Exercise goal: Reproduce every one of the items below word for word, leaving out the pictures.

* start *

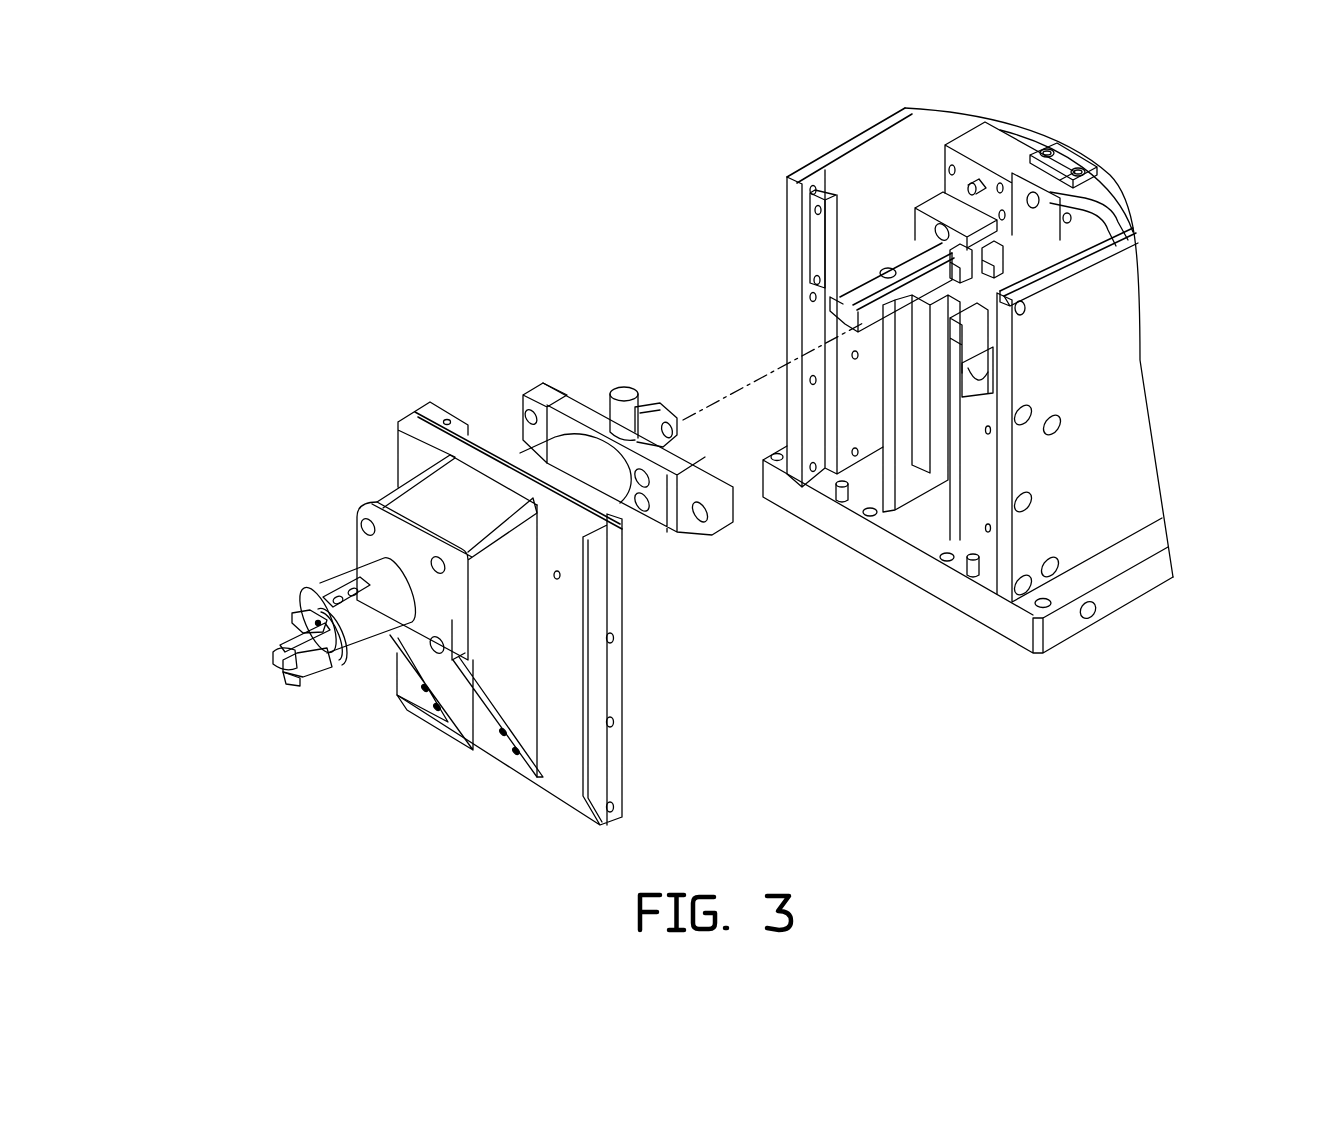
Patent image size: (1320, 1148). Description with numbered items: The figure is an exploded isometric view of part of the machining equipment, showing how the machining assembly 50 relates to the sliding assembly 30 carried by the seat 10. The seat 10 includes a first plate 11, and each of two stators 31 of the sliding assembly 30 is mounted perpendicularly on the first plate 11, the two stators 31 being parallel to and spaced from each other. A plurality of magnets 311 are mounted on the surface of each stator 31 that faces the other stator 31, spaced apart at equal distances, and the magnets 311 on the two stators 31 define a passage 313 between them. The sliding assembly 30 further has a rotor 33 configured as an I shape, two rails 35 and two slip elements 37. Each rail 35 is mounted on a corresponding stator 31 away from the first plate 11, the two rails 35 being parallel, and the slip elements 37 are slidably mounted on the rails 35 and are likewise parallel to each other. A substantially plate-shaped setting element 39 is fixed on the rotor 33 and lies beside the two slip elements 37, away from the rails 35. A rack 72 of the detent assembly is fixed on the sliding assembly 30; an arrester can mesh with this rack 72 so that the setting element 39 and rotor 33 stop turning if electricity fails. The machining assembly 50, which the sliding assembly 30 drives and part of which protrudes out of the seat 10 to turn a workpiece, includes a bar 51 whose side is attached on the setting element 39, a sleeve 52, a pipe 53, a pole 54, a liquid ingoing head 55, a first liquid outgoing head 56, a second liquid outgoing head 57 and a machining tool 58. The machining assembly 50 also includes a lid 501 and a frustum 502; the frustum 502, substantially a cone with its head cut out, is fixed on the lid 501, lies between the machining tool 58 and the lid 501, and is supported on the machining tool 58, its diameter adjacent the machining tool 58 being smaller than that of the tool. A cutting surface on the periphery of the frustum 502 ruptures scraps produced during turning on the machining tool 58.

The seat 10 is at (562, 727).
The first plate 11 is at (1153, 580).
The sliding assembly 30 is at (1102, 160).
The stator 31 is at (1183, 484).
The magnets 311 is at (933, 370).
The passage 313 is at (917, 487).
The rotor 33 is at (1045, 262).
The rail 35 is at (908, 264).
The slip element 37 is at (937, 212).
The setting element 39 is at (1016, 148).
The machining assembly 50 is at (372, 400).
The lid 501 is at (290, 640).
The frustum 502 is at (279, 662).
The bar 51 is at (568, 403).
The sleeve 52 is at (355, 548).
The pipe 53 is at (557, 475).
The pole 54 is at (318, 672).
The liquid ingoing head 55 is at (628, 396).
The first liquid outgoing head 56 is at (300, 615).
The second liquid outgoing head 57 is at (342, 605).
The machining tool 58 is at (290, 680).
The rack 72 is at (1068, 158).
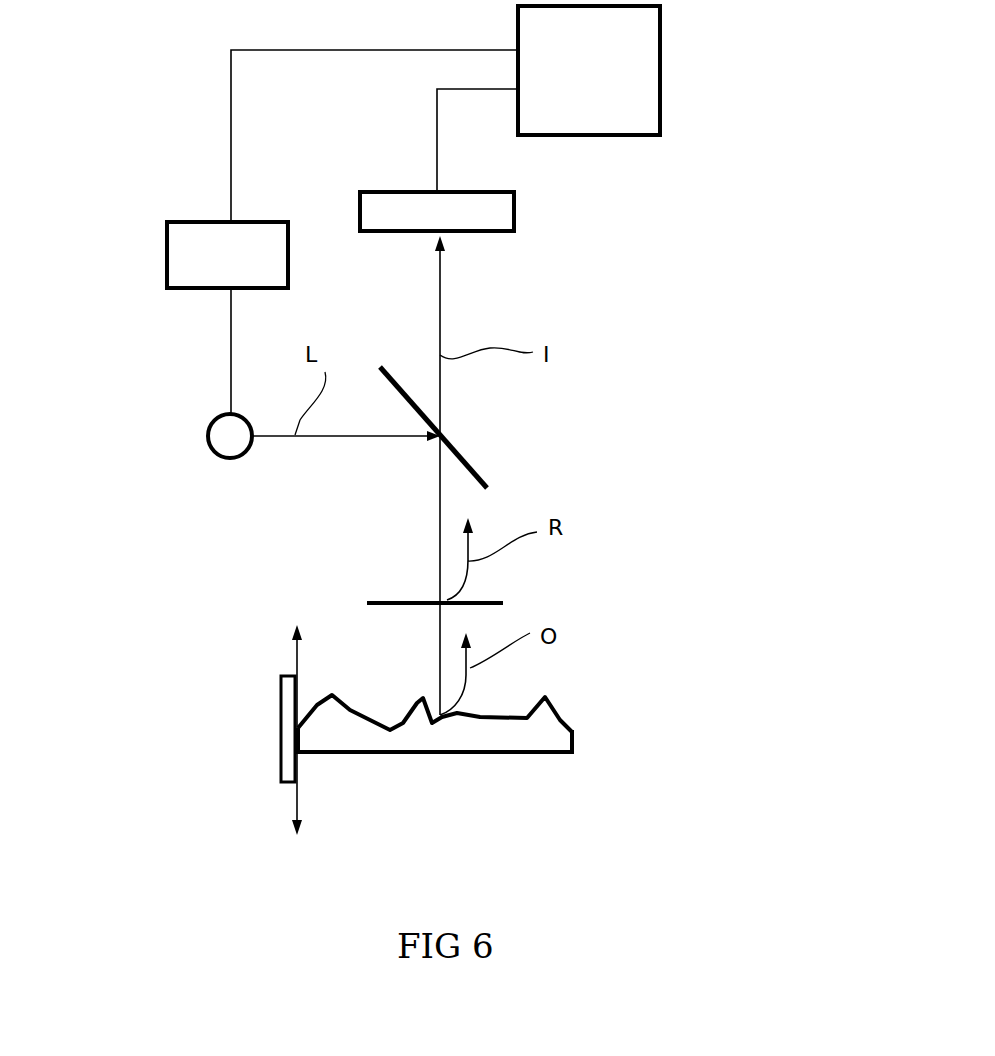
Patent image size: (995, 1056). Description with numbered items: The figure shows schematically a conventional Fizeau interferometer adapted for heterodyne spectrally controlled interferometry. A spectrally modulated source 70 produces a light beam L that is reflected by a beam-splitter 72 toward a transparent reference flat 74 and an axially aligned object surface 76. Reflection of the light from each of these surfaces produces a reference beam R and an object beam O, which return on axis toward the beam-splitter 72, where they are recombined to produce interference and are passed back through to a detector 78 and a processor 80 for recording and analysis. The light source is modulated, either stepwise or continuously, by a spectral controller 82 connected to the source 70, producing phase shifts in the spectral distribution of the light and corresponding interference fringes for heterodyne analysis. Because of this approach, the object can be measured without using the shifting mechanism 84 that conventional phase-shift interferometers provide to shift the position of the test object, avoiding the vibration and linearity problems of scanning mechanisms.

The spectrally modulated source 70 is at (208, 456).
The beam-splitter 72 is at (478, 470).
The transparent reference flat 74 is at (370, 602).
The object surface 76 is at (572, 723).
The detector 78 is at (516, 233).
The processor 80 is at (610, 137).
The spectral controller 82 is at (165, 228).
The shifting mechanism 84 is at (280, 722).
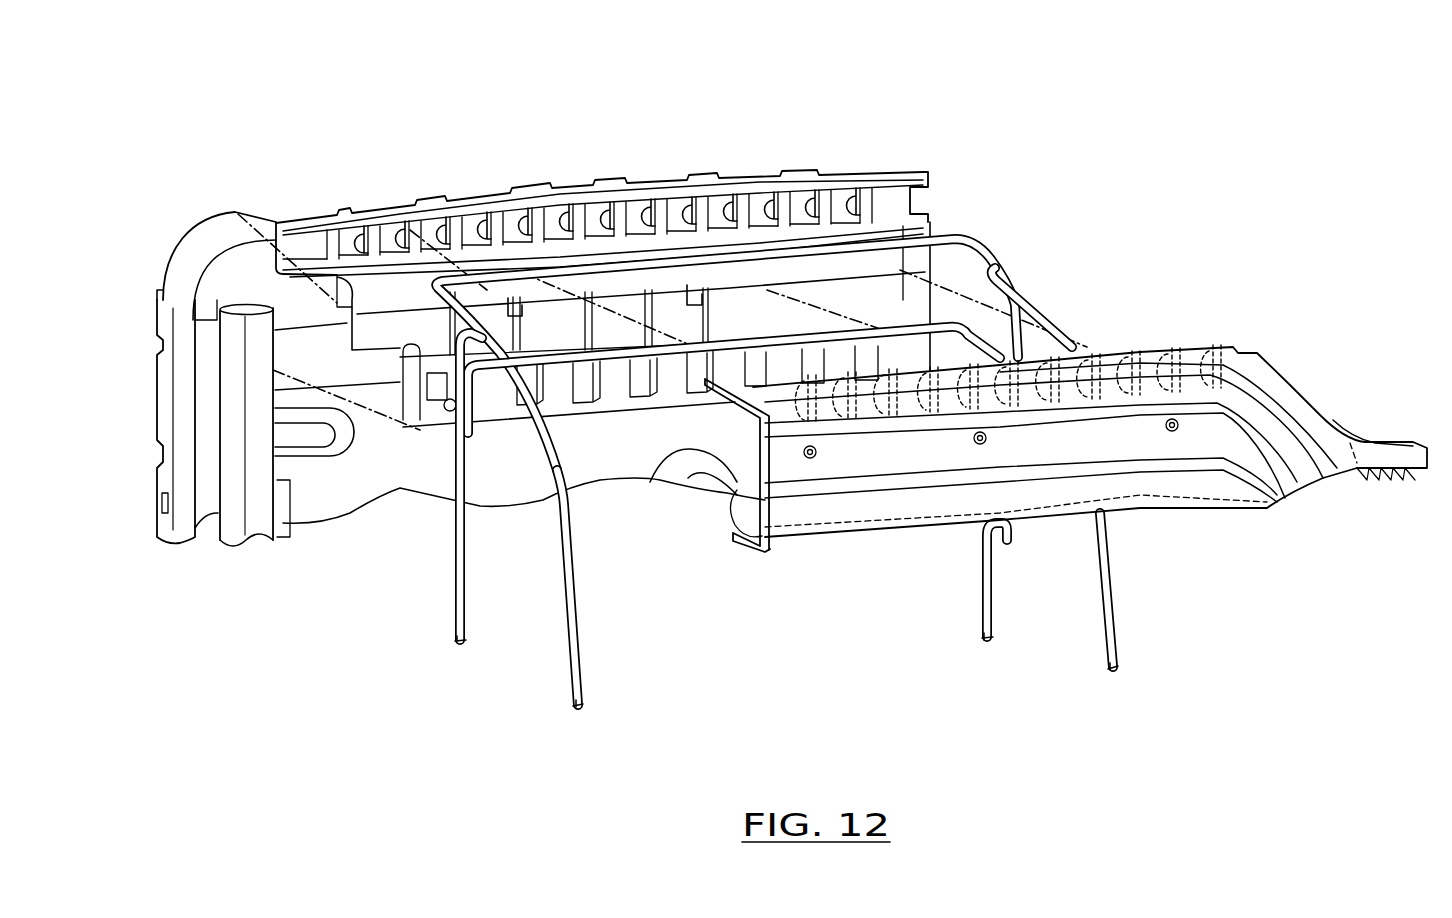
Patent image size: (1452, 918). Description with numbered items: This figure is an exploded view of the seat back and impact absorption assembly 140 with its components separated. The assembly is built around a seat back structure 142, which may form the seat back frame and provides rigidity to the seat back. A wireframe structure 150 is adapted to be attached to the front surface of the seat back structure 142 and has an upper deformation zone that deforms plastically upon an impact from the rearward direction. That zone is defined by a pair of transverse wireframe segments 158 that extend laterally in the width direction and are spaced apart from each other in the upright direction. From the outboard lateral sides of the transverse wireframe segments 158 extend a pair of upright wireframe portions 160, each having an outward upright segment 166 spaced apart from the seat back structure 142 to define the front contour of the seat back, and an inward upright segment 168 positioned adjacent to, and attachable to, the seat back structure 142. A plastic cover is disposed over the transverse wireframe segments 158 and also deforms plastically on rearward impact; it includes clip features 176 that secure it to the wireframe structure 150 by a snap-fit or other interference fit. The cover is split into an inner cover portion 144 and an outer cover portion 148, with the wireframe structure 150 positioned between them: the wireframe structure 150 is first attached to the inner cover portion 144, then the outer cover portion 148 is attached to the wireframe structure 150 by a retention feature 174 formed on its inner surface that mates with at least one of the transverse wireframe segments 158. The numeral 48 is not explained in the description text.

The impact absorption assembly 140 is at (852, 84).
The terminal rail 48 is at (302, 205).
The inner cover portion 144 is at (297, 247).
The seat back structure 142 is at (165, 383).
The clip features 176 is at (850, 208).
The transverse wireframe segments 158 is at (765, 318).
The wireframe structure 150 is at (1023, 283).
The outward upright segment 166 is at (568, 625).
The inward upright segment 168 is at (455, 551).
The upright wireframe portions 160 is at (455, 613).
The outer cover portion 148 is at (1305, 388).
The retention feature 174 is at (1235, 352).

* end *

Completed exercise:
Patent image size: (1320, 1148). Description with numbered items: The figure is an exploded isometric view of part of the machining equipment, showing how the machining assembly 50 relates to the sliding assembly 30 carried by the seat 10. The seat 10 includes a first plate 11, and each of two stators 31 of the sliding assembly 30 is mounted perpendicularly on the first plate 11, the two stators 31 being parallel to and spaced from each other. A plurality of magnets 311 are mounted on the surface of each stator 31 that faces the other stator 31, spaced apart at equal distances, and the magnets 311 on the two stators 31 define a passage 313 between them. The sliding assembly 30 further has a rotor 33 configured as an I shape, two rails 35 and two slip elements 37. Each rail 35 is mounted on a corresponding stator 31 away from the first plate 11, the two rails 35 being parallel, and the slip elements 37 are slidably mounted on the rails 35 and are likewise parallel to each other. A substantially plate-shaped setting element 39 is fixed on the rotor 33 and lies beside the two slip elements 37, away from the rails 35. A rack 72 of the detent assembly is fixed on the sliding assembly 30; an arrester can mesh with this rack 72 so that the setting element 39 and rotor 33 stop turning if electricity fails. The machining assembly 50, which the sliding assembly 30 drives and part of which protrudes out of the seat 10 to turn a workpiece, includes a bar 51 whose side is attached on the setting element 39, a sleeve 52, a pipe 53, a pole 54, a liquid ingoing head 55, a first liquid outgoing head 56, a second liquid outgoing head 57 and a machining tool 58. The machining assembly 50 also includes a lid 501 and a frustum 502; the frustum 502, substantially a cone with its head cut out, is fixed on the lid 501, lies between the machining tool 58 and the lid 501, and is supported on the machining tool 58, its diameter adjacent the machining tool 58 being smaller than that of the tool. A cutting surface on the periphery of the frustum 502 ruptures scraps produced during turning on the machining tool 58.

The seat 10 is at (562, 727).
The first plate 11 is at (1153, 580).
The sliding assembly 30 is at (1102, 160).
The stator 31 is at (1183, 484).
The magnets 311 is at (933, 370).
The passage 313 is at (917, 487).
The rotor 33 is at (1045, 262).
The rail 35 is at (908, 264).
The slip element 37 is at (937, 212).
The setting element 39 is at (1016, 148).
The machining assembly 50 is at (372, 400).
The lid 501 is at (290, 640).
The frustum 502 is at (279, 662).
The bar 51 is at (568, 403).
The sleeve 52 is at (355, 548).
The pipe 53 is at (557, 475).
The pole 54 is at (318, 672).
The liquid ingoing head 55 is at (628, 396).
The first liquid outgoing head 56 is at (300, 615).
The second liquid outgoing head 57 is at (342, 605).
The machining tool 58 is at (290, 680).
The rack 72 is at (1068, 158).
Patent image size: (995, 1056). Description with numbered items: The figure shows schematically a conventional Fizeau interferometer adapted for heterodyne spectrally controlled interferometry. A spectrally modulated source 70 produces a light beam L that is reflected by a beam-splitter 72 toward a transparent reference flat 74 and an axially aligned object surface 76. Reflection of the light from each of these surfaces produces a reference beam R and an object beam O, which return on axis toward the beam-splitter 72, where they are recombined to produce interference and are passed back through to a detector 78 and a processor 80 for recording and analysis. The light source is modulated, either stepwise or continuously, by a spectral controller 82 connected to the source 70, producing phase shifts in the spectral distribution of the light and corresponding interference fringes for heterodyne analysis. Because of this approach, the object can be measured without using the shifting mechanism 84 that conventional phase-shift interferometers provide to shift the position of the test object, avoiding the vibration and linearity problems of scanning mechanisms.

The spectrally modulated source 70 is at (208, 456).
The beam-splitter 72 is at (478, 470).
The transparent reference flat 74 is at (370, 602).
The object surface 76 is at (572, 723).
The detector 78 is at (516, 233).
The processor 80 is at (610, 137).
The spectral controller 82 is at (165, 228).
The shifting mechanism 84 is at (280, 722).
Patent image size: (1452, 918). Description with numbered items: This figure is an exploded view of the seat back and impact absorption assembly 140 with its components separated. The assembly is built around a seat back structure 142, which may form the seat back frame and provides rigidity to the seat back. A wireframe structure 150 is adapted to be attached to the front surface of the seat back structure 142 and has an upper deformation zone that deforms plastically upon an impact from the rearward direction. That zone is defined by a pair of transverse wireframe segments 158 that extend laterally in the width direction and are spaced apart from each other in the upright direction. From the outboard lateral sides of the transverse wireframe segments 158 extend a pair of upright wireframe portions 160, each having an outward upright segment 166 spaced apart from the seat back structure 142 to define the front contour of the seat back, and an inward upright segment 168 positioned adjacent to, and attachable to, the seat back structure 142. A plastic cover is disposed over the transverse wireframe segments 158 and also deforms plastically on rearward impact; it includes clip features 176 that secure it to the wireframe structure 150 by a snap-fit or other interference fit. The cover is split into an inner cover portion 144 and an outer cover portion 148, with the wireframe structure 150 positioned between them: the wireframe structure 150 is first attached to the inner cover portion 144, then the outer cover portion 148 is attached to the wireframe structure 150 by a retention feature 174 formed on its inner surface that mates with at least one of the transverse wireframe segments 158. The numeral 48 is not explained in the description text.

The impact absorption assembly 140 is at (852, 84).
The terminal rail 48 is at (302, 205).
The inner cover portion 144 is at (297, 247).
The seat back structure 142 is at (165, 383).
The clip features 176 is at (850, 208).
The transverse wireframe segments 158 is at (765, 318).
The wireframe structure 150 is at (1023, 283).
The outward upright segment 166 is at (568, 625).
The inward upright segment 168 is at (455, 551).
The upright wireframe portions 160 is at (455, 613).
The outer cover portion 148 is at (1305, 388).
The retention feature 174 is at (1235, 352).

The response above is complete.